What you need to do
All of the data needs to be repeated exactly.

Material for this task
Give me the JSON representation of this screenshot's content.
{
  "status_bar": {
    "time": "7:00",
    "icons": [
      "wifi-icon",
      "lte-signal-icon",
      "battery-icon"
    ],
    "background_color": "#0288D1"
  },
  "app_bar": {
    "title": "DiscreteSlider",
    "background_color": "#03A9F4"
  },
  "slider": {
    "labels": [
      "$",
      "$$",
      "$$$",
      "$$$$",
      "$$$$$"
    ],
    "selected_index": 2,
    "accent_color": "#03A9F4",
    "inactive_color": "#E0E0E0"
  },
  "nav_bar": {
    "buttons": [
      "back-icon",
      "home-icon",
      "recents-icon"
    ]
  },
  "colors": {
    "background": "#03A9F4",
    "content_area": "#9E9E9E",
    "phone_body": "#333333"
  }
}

Solution for this exercise
Give me the JSON representation of this screenshot's content.
{
  "status_bar": {
    "time": "7:00",
    "icons": [
      "wifi-icon",
      "lte-signal-icon",
      "battery-icon"
    ],
    "background_color": "#0288D1"
  },
  "app_bar": {
    "title": "DiscreteSlider",
    "background_color": "#03A9F4"
  },
  "slider": {
    "labels": [
      "$",
      "$$",
      "$$$",
      "$$$$",
      "$$$$$"
    ],
    "selected_index": 2,
    "accent_color": "#03A9F4",
    "inactive_color": "#E0E0E0"
  },
  "nav_bar": {
    "buttons": [
      "back-icon",
      "home-icon",
      "recents-icon"
    ]
  },
  "colors": {
    "background": "#03A9F4",
    "content_area": "#9E9E9E",
    "phone_body": "#333333"
  }
}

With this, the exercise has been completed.